__TASK BRIEF__:
Copy all lines below exactly as written. Leave pictures out.
· · ·
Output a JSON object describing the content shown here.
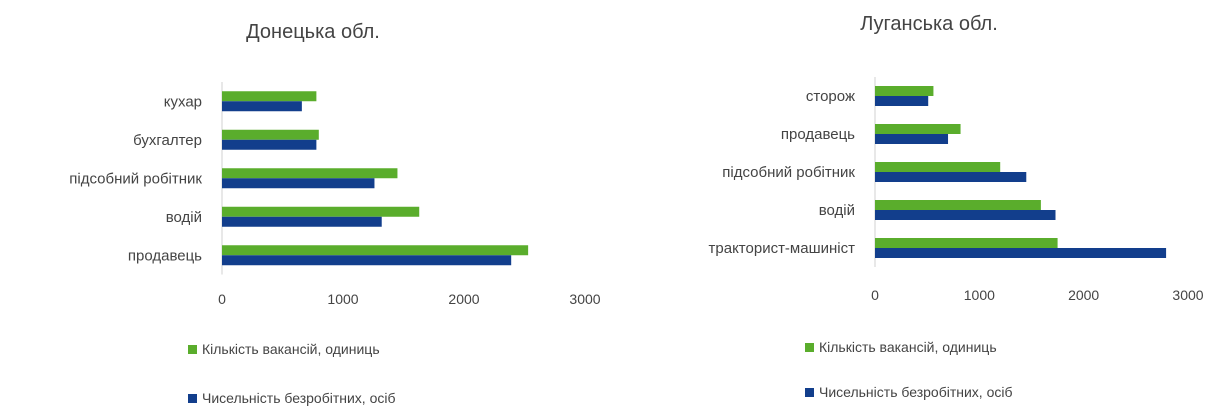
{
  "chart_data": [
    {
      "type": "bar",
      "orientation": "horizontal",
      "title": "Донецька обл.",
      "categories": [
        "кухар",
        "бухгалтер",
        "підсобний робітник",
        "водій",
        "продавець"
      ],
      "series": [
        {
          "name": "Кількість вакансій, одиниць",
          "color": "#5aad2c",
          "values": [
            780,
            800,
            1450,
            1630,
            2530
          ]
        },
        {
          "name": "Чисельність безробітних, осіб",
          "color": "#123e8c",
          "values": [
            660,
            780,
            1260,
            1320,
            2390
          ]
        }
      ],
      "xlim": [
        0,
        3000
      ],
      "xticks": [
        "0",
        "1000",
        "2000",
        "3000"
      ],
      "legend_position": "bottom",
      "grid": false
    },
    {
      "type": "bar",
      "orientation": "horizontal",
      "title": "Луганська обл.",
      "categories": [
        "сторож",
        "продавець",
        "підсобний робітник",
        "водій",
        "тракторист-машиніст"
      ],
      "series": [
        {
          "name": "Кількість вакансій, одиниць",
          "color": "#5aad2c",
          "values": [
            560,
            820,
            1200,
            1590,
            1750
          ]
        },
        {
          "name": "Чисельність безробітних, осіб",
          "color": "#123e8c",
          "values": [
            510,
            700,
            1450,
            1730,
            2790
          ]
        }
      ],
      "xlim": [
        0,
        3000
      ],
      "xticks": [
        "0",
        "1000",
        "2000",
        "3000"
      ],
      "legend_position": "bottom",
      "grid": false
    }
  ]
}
· · ·
__ANSWER FOR THE TASK__:
Output a JSON object describing the content shown here.
{
  "chart_data": [
    {
      "type": "bar",
      "orientation": "horizontal",
      "title": "Донецька обл.",
      "categories": [
        "кухар",
        "бухгалтер",
        "підсобний робітник",
        "водій",
        "продавець"
      ],
      "series": [
        {
          "name": "Кількість вакансій, одиниць",
          "color": "#5aad2c",
          "values": [
            780,
            800,
            1450,
            1630,
            2530
          ]
        },
        {
          "name": "Чисельність безробітних, осіб",
          "color": "#123e8c",
          "values": [
            660,
            780,
            1260,
            1320,
            2390
          ]
        }
      ],
      "xlim": [
        0,
        3000
      ],
      "xticks": [
        "0",
        "1000",
        "2000",
        "3000"
      ],
      "legend_position": "bottom",
      "grid": false
    },
    {
      "type": "bar",
      "orientation": "horizontal",
      "title": "Луганська обл.",
      "categories": [
        "сторож",
        "продавець",
        "підсобний робітник",
        "водій",
        "тракторист-машиніст"
      ],
      "series": [
        {
          "name": "Кількість вакансій, одиниць",
          "color": "#5aad2c",
          "values": [
            560,
            820,
            1200,
            1590,
            1750
          ]
        },
        {
          "name": "Чисельність безробітних, осіб",
          "color": "#123e8c",
          "values": [
            510,
            700,
            1450,
            1730,
            2790
          ]
        }
      ],
      "xlim": [
        0,
        3000
      ],
      "xticks": [
        "0",
        "1000",
        "2000",
        "3000"
      ],
      "legend_position": "bottom",
      "grid": false
    }
  ]
}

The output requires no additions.